Records supplied
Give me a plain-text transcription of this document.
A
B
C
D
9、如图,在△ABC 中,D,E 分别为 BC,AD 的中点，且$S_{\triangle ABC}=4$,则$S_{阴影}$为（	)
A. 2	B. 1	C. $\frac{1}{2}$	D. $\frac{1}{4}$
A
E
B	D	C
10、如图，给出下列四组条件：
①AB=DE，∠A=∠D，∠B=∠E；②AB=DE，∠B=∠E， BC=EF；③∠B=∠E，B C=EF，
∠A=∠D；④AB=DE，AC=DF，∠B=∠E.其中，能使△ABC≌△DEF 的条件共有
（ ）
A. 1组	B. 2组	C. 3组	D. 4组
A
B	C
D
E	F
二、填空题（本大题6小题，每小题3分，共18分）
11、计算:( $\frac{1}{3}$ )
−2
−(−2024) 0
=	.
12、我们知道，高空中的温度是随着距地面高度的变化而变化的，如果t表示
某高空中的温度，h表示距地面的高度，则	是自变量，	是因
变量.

What is asked
Reproduce the material in full, with no word added or dropped.

Exercise response
Give me a plain-text transcription of this document.
A
B
C
D
9、如图,在△ABC 中,D,E 分别为 BC,AD 的中点，且$S_{\triangle ABC}=4$,则$S_{阴影}$为（	)
A. 2	B. 1	C. $\frac{1}{2}$	D. $\frac{1}{4}$
A
E
B	D	C
10、如图，给出下列四组条件：
①AB=DE，∠A=∠D，∠B=∠E；②AB=DE，∠B=∠E， BC=EF；③∠B=∠E，B C=EF，
∠A=∠D；④AB=DE，AC=DF，∠B=∠E.其中，能使△ABC≌△DEF 的条件共有
（ ）
A. 1组	B. 2组	C. 3组	D. 4组
A
B	C
D
E	F
二、填空题（本大题6小题，每小题3分，共18分）
11、计算:( $\frac{1}{3}$ )
−2
−(−2024) 0
=	.
12、我们知道，高空中的温度是随着距地面高度的变化而变化的，如果t表示
某高空中的温度，h表示距地面的高度，则	是自变量，	是因
变量.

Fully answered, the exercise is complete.